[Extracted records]
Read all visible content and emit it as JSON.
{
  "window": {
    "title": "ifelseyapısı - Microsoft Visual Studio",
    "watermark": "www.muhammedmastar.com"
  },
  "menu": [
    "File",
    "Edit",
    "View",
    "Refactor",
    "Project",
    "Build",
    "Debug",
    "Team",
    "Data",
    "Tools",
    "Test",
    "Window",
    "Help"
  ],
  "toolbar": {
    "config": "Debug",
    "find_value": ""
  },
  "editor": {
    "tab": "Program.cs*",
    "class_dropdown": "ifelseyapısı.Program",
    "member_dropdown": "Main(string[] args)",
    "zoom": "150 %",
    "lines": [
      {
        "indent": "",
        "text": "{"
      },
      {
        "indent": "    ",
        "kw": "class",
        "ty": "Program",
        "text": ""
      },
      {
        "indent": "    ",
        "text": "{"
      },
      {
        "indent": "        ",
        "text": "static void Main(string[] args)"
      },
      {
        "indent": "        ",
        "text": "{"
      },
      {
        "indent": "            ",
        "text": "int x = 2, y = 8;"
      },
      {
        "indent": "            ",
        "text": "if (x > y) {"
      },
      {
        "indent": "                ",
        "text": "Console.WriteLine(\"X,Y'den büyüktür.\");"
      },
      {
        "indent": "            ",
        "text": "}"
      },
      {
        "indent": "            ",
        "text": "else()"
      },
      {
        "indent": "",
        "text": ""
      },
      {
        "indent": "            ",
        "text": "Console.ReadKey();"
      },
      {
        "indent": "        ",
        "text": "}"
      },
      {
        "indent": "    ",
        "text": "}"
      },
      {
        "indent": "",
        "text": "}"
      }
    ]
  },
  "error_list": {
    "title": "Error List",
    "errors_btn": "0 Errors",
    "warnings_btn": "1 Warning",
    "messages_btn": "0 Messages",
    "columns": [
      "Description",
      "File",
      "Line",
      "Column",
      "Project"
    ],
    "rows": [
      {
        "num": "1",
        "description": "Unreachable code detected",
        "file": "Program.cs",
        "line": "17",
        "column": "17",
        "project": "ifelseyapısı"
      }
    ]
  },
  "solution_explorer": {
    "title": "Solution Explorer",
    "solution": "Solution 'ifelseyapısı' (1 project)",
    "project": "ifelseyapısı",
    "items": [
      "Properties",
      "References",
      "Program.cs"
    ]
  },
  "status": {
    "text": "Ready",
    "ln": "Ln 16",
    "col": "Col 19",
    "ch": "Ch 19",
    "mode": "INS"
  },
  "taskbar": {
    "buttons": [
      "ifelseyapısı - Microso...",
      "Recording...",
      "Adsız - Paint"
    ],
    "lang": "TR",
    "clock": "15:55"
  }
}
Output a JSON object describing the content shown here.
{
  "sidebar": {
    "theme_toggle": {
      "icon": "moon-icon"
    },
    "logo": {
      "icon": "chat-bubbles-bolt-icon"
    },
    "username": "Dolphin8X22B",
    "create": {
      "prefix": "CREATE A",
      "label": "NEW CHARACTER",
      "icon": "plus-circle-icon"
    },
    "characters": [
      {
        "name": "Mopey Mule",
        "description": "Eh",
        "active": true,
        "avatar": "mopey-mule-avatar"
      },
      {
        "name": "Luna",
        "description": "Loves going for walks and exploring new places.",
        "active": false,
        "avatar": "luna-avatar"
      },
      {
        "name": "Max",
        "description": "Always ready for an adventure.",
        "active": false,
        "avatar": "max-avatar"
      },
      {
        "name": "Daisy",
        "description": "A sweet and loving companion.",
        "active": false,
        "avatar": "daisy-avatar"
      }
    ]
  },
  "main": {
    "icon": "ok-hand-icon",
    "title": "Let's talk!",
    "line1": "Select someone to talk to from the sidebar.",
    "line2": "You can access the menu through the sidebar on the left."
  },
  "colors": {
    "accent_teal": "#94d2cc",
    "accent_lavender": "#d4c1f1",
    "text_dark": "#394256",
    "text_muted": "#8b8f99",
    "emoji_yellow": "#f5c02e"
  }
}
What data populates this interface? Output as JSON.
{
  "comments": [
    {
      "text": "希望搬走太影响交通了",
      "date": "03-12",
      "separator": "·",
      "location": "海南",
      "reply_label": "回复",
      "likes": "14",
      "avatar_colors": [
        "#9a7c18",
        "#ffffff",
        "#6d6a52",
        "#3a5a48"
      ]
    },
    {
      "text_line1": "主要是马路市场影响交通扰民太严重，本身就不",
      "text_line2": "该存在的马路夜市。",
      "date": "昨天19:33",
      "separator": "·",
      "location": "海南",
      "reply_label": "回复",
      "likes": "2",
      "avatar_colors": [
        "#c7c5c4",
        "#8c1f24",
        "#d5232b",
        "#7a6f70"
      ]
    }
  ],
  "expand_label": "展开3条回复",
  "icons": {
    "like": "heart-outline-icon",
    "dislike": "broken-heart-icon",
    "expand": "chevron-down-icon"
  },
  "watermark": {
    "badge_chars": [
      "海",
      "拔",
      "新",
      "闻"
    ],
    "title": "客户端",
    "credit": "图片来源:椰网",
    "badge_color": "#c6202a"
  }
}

■ **DIRECTION**: Retype the material in full. Each word must match.

■ **THE COMPLETED TASK**:
Read all visible content and emit it as JSON.
{
  "window": {
    "title": "ifelseyapısı - Microsoft Visual Studio",
    "watermark": "www.muhammedmastar.com"
  },
  "menu": [
    "File",
    "Edit",
    "View",
    "Refactor",
    "Project",
    "Build",
    "Debug",
    "Team",
    "Data",
    "Tools",
    "Test",
    "Window",
    "Help"
  ],
  "toolbar": {
    "config": "Debug",
    "find_value": ""
  },
  "editor": {
    "tab": "Program.cs*",
    "class_dropdown": "ifelseyapısı.Program",
    "member_dropdown": "Main(string[] args)",
    "zoom": "150 %",
    "lines": [
      {
        "indent": "",
        "text": "{"
      },
      {
        "indent": "    ",
        "kw": "class",
        "ty": "Program",
        "text": ""
      },
      {
        "indent": "    ",
        "text": "{"
      },
      {
        "indent": "        ",
        "text": "static void Main(string[] args)"
      },
      {
        "indent": "        ",
        "text": "{"
      },
      {
        "indent": "            ",
        "text": "int x = 2, y = 8;"
      },
      {
        "indent": "            ",
        "text": "if (x > y) {"
      },
      {
        "indent": "                ",
        "text": "Console.WriteLine(\"X,Y'den büyüktür.\");"
      },
      {
        "indent": "            ",
        "text": "}"
      },
      {
        "indent": "            ",
        "text": "else()"
      },
      {
        "indent": "",
        "text": ""
      },
      {
        "indent": "            ",
        "text": "Console.ReadKey();"
      },
      {
        "indent": "        ",
        "text": "}"
      },
      {
        "indent": "    ",
        "text": "}"
      },
      {
        "indent": "",
        "text": "}"
      }
    ]
  },
  "error_list": {
    "title": "Error List",
    "errors_btn": "0 Errors",
    "warnings_btn": "1 Warning",
    "messages_btn": "0 Messages",
    "columns": [
      "Description",
      "File",
      "Line",
      "Column",
      "Project"
    ],
    "rows": [
      {
        "num": "1",
        "description": "Unreachable code detected",
        "file": "Program.cs",
        "line": "17",
        "column": "17",
        "project": "ifelseyapısı"
      }
    ]
  },
  "solution_explorer": {
    "title": "Solution Explorer",
    "solution": "Solution 'ifelseyapısı' (1 project)",
    "project": "ifelseyapısı",
    "items": [
      "Properties",
      "References",
      "Program.cs"
    ]
  },
  "status": {
    "text": "Ready",
    "ln": "Ln 16",
    "col": "Col 19",
    "ch": "Ch 19",
    "mode": "INS"
  },
  "taskbar": {
    "buttons": [
      "ifelseyapısı - Microso...",
      "Recording...",
      "Adsız - Paint"
    ],
    "lang": "TR",
    "clock": "15:55"
  }
}
Output a JSON object describing the content shown here.
{
  "sidebar": {
    "theme_toggle": {
      "icon": "moon-icon"
    },
    "logo": {
      "icon": "chat-bubbles-bolt-icon"
    },
    "username": "Dolphin8X22B",
    "create": {
      "prefix": "CREATE A",
      "label": "NEW CHARACTER",
      "icon": "plus-circle-icon"
    },
    "characters": [
      {
        "name": "Mopey Mule",
        "description": "Eh",
        "active": true,
        "avatar": "mopey-mule-avatar"
      },
      {
        "name": "Luna",
        "description": "Loves going for walks and exploring new places.",
        "active": false,
        "avatar": "luna-avatar"
      },
      {
        "name": "Max",
        "description": "Always ready for an adventure.",
        "active": false,
        "avatar": "max-avatar"
      },
      {
        "name": "Daisy",
        "description": "A sweet and loving companion.",
        "active": false,
        "avatar": "daisy-avatar"
      }
    ]
  },
  "main": {
    "icon": "ok-hand-icon",
    "title": "Let's talk!",
    "line1": "Select someone to talk to from the sidebar.",
    "line2": "You can access the menu through the sidebar on the left."
  },
  "colors": {
    "accent_teal": "#94d2cc",
    "accent_lavender": "#d4c1f1",
    "text_dark": "#394256",
    "text_muted": "#8b8f99",
    "emoji_yellow": "#f5c02e"
  }
}
What data populates this interface? Output as JSON.
{
  "comments": [
    {
      "text": "希望搬走太影响交通了",
      "date": "03-12",
      "separator": "·",
      "location": "海南",
      "reply_label": "回复",
      "likes": "14",
      "avatar_colors": [
        "#9a7c18",
        "#ffffff",
        "#6d6a52",
        "#3a5a48"
      ]
    },
    {
      "text_line1": "主要是马路市场影响交通扰民太严重，本身就不",
      "text_line2": "该存在的马路夜市。",
      "date": "昨天19:33",
      "separator": "·",
      "location": "海南",
      "reply_label": "回复",
      "likes": "2",
      "avatar_colors": [
        "#c7c5c4",
        "#8c1f24",
        "#d5232b",
        "#7a6f70"
      ]
    }
  ],
  "expand_label": "展开3条回复",
  "icons": {
    "like": "heart-outline-icon",
    "dislike": "broken-heart-icon",
    "expand": "chevron-down-icon"
  },
  "watermark": {
    "badge_chars": [
      "海",
      "拔",
      "新",
      "闻"
    ],
    "title": "客户端",
    "credit": "图片来源:椰网",
    "badge_color": "#c6202a"
  }
}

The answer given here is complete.